● Direction
Among the entries below, find the lines with "content" and copy them.

Stored data entries
——
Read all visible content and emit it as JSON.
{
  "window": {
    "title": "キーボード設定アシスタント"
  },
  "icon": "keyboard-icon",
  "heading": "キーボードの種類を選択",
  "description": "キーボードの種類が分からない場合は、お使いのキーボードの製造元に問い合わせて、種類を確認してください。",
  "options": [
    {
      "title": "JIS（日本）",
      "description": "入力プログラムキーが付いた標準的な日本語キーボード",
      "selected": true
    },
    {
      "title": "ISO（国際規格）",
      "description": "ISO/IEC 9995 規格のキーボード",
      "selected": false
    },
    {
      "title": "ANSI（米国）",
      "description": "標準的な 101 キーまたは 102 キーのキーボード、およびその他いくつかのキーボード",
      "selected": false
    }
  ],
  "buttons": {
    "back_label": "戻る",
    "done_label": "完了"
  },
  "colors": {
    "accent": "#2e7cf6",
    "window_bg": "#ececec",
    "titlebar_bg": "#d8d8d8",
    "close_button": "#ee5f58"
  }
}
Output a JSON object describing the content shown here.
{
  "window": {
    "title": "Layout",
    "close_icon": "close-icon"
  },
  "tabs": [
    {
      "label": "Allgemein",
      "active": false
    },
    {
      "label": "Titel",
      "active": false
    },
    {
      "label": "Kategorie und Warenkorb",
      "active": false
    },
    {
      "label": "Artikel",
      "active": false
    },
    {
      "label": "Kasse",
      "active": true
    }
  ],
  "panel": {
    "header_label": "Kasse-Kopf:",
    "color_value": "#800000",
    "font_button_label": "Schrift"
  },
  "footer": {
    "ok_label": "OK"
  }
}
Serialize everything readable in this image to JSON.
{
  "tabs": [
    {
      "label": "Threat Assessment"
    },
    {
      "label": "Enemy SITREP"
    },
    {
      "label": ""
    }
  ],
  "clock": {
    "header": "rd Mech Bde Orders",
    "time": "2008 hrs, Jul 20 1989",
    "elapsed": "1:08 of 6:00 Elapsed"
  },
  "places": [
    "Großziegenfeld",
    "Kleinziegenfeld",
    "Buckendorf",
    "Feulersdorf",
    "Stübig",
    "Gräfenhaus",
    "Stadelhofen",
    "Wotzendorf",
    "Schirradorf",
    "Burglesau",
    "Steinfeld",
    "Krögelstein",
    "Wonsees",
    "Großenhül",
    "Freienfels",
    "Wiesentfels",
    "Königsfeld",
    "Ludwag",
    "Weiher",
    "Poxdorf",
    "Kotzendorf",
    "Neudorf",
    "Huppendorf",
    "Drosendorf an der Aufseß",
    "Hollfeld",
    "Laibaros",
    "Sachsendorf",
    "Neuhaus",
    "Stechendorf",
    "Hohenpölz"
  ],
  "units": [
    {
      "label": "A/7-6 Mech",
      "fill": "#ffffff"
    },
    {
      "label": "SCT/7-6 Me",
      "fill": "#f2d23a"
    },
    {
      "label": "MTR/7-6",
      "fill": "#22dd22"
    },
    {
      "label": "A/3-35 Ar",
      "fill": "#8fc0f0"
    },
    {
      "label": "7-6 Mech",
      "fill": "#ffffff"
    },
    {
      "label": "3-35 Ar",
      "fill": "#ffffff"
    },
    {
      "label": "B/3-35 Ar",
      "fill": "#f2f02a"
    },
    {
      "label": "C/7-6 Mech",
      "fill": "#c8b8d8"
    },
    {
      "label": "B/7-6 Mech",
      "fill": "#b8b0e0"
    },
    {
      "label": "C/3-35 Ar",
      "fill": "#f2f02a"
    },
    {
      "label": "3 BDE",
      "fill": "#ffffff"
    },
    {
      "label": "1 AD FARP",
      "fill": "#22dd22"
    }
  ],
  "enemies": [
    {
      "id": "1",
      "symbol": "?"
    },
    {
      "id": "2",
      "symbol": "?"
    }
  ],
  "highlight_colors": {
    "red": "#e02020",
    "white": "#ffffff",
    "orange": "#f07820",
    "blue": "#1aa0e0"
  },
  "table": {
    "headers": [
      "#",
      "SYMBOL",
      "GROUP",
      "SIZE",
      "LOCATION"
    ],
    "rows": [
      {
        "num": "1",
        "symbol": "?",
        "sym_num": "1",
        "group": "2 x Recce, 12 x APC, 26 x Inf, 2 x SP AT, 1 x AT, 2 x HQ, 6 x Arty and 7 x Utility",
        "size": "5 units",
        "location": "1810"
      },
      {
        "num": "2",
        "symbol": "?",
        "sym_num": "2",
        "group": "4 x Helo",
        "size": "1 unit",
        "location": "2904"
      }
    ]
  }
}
——
● Exercise answer
Read all visible content and emit it as JSON.
Output a JSON object describing the content shown here.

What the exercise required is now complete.